Stated problem: Only the number is wanted: how many lines of these entries contain the word "with"?

[Extracted data entries]

┌──

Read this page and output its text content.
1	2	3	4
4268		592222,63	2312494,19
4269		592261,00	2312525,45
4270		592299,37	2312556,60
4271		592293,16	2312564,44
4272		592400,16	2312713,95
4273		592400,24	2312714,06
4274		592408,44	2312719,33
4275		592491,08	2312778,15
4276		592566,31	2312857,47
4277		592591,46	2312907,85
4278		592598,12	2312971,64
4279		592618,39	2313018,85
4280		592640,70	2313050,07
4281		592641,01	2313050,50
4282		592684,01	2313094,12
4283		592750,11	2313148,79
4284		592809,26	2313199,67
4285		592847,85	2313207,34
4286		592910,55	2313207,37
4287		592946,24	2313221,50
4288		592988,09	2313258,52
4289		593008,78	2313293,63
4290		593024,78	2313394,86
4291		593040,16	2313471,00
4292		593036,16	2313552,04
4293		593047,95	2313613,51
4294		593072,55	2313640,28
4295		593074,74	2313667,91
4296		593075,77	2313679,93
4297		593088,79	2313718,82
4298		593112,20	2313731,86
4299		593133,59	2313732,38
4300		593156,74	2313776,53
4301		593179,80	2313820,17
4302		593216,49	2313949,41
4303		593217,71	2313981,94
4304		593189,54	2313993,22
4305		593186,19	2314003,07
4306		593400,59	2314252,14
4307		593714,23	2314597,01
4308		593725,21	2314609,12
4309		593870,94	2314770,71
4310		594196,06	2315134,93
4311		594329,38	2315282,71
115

└──
┌──

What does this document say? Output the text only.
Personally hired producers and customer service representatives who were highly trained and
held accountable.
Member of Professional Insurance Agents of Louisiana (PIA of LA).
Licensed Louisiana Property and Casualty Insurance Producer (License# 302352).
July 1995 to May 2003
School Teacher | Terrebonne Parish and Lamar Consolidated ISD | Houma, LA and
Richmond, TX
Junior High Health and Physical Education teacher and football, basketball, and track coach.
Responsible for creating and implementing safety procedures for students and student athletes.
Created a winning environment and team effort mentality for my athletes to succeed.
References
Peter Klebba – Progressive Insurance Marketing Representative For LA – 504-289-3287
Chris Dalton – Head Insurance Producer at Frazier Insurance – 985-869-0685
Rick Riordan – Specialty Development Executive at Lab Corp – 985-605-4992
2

└──
┌──

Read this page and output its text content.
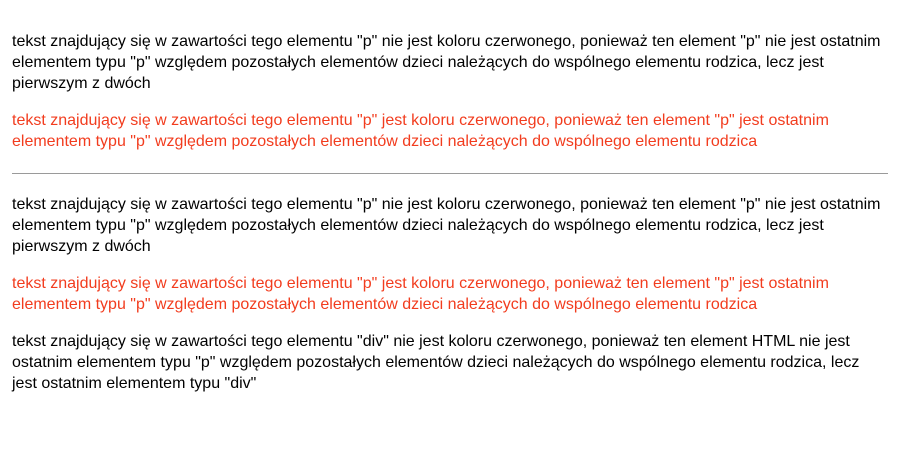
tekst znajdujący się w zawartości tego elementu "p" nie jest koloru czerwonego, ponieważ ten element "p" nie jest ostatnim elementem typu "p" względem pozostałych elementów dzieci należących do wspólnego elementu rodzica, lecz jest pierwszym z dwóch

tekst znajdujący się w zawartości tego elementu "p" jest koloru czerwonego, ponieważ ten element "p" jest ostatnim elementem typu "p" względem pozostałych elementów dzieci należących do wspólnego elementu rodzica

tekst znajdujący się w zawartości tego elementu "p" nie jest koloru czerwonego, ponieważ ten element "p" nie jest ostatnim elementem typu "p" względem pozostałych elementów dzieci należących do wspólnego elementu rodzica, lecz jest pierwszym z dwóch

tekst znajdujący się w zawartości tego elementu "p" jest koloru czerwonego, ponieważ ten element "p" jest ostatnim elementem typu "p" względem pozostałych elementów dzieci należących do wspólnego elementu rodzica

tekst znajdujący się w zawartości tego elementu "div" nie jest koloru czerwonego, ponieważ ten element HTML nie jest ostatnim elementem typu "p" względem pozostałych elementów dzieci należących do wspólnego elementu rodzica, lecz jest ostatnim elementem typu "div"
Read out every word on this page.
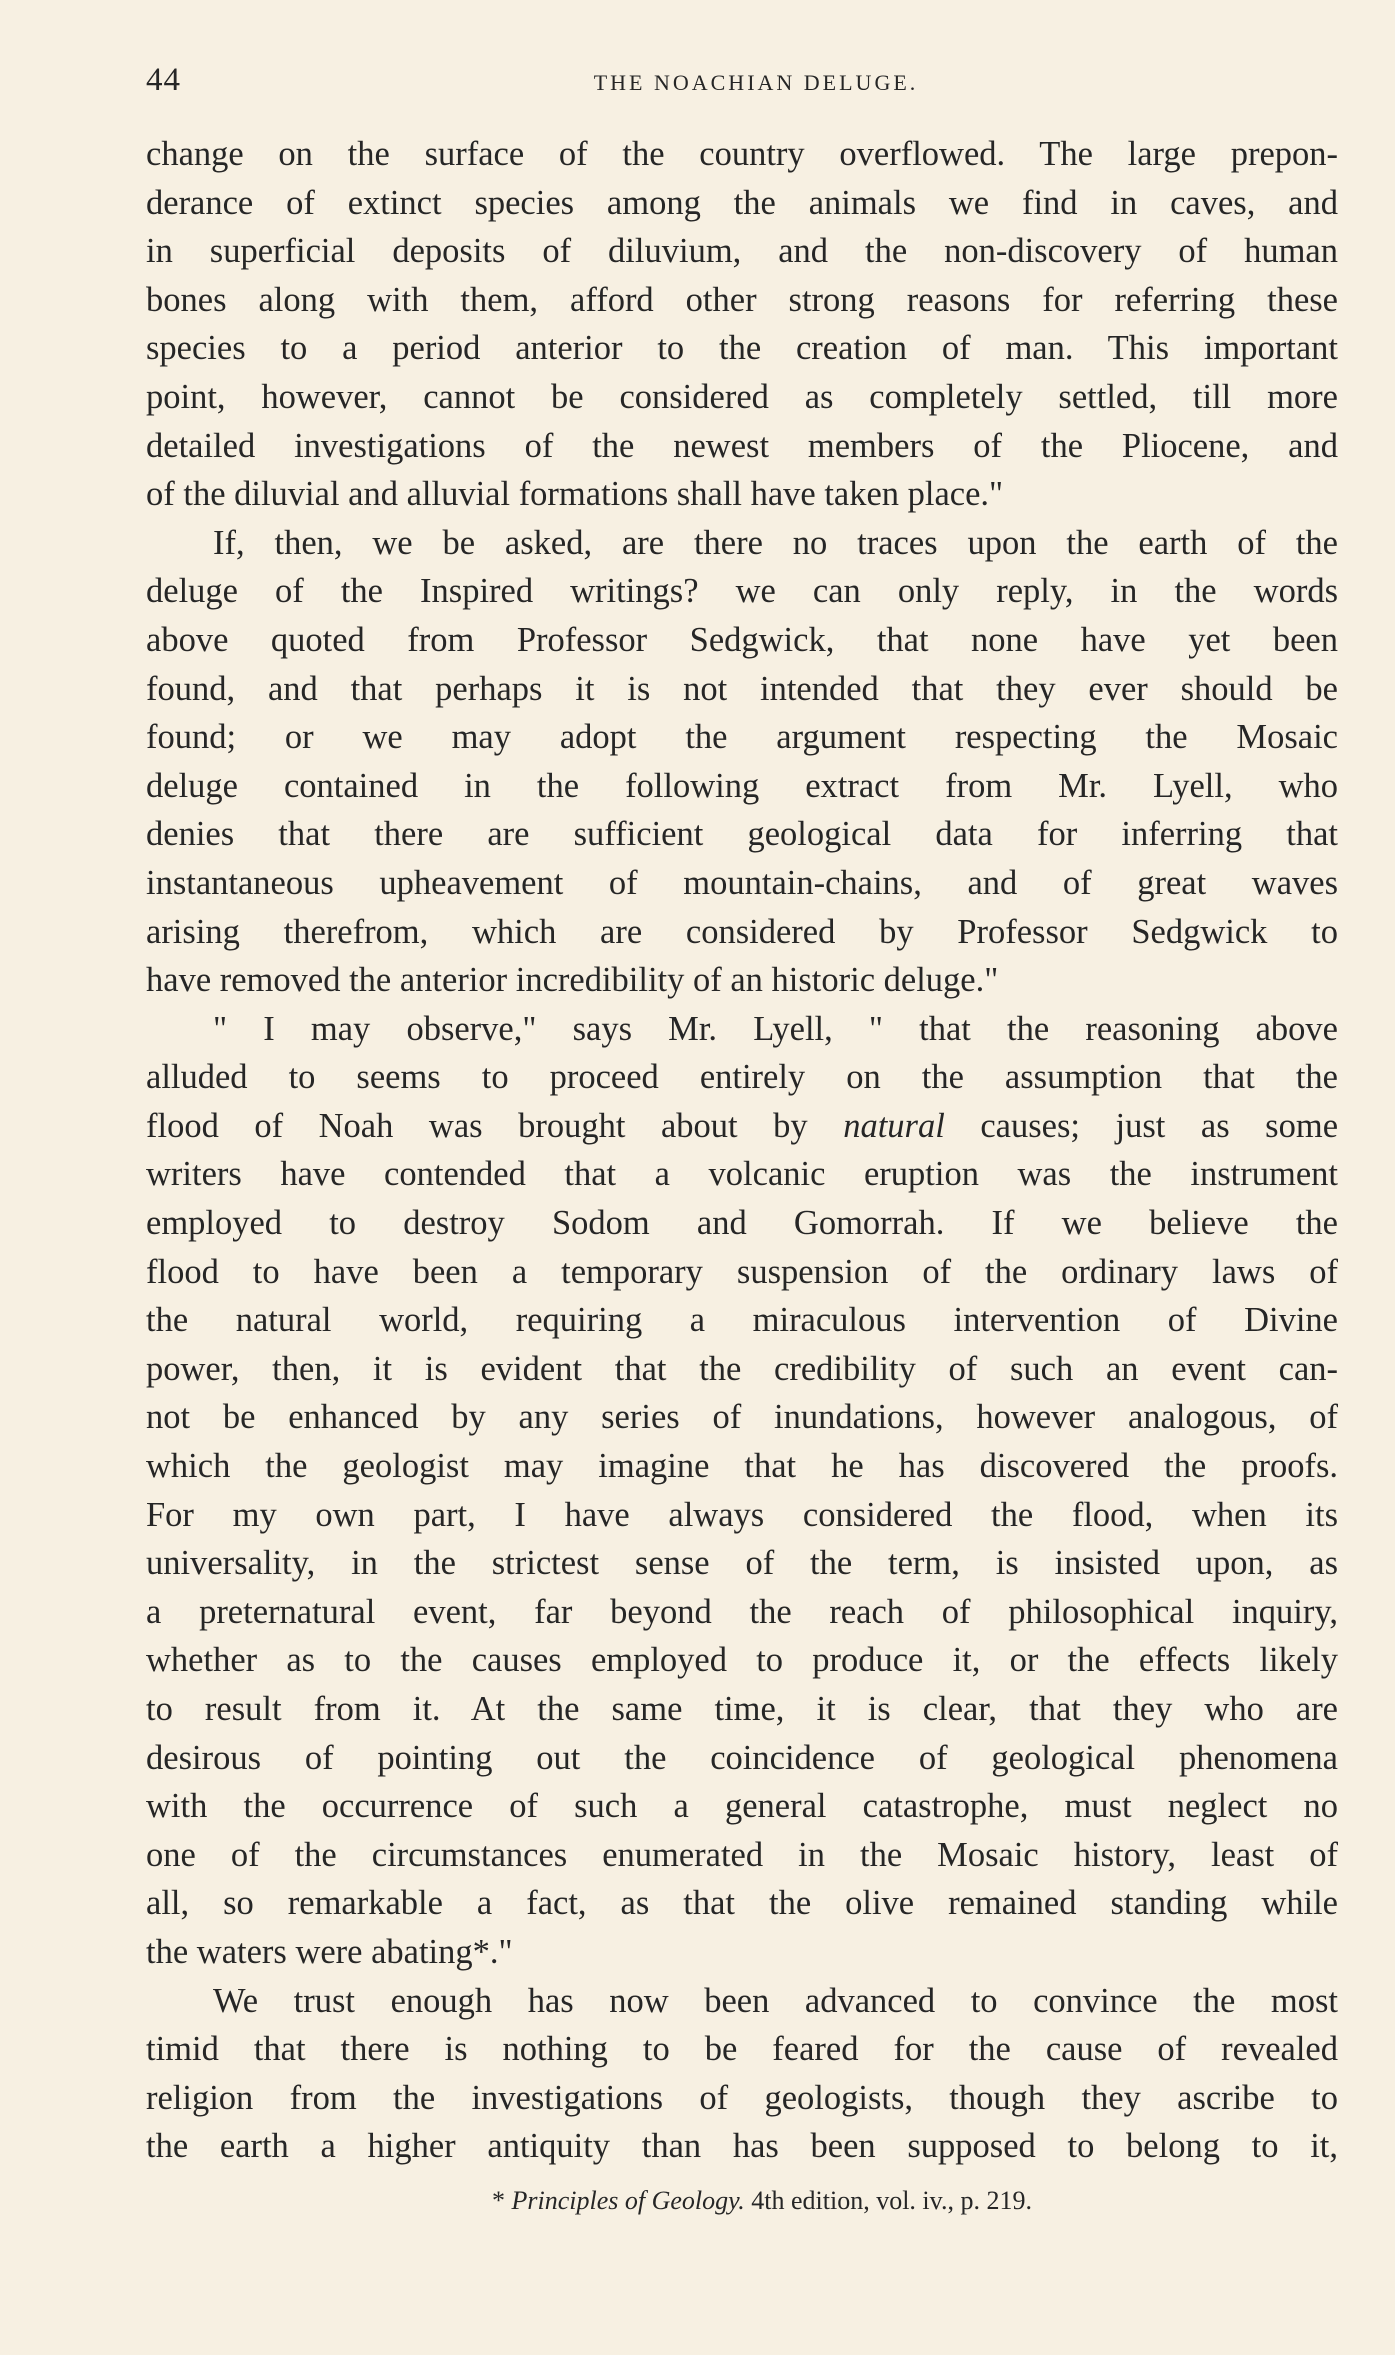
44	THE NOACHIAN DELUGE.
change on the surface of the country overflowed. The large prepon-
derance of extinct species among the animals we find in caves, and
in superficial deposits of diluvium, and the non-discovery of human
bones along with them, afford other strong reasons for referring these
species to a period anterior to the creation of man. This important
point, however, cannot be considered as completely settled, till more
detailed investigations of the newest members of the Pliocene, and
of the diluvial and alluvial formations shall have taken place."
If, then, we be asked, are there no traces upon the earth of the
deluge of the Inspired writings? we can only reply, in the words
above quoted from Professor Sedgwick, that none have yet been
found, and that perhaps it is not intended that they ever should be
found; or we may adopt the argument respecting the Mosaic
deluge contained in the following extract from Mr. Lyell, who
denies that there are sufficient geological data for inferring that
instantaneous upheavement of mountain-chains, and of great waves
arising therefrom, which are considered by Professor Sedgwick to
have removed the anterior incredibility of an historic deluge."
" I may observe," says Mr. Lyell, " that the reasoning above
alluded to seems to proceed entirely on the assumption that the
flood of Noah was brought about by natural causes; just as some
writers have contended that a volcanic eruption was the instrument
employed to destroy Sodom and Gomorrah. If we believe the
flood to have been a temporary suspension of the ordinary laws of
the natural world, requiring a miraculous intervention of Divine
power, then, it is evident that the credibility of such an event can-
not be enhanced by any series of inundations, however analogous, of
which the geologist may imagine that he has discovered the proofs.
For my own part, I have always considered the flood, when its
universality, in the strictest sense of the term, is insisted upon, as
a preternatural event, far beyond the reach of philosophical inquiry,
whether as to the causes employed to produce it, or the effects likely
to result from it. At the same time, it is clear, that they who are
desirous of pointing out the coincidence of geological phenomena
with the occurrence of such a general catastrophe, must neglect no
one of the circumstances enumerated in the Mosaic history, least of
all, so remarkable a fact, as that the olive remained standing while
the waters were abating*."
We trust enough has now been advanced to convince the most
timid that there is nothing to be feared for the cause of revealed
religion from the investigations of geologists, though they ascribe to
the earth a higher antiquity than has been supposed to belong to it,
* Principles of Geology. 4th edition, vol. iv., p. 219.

└──

Problem solution: 2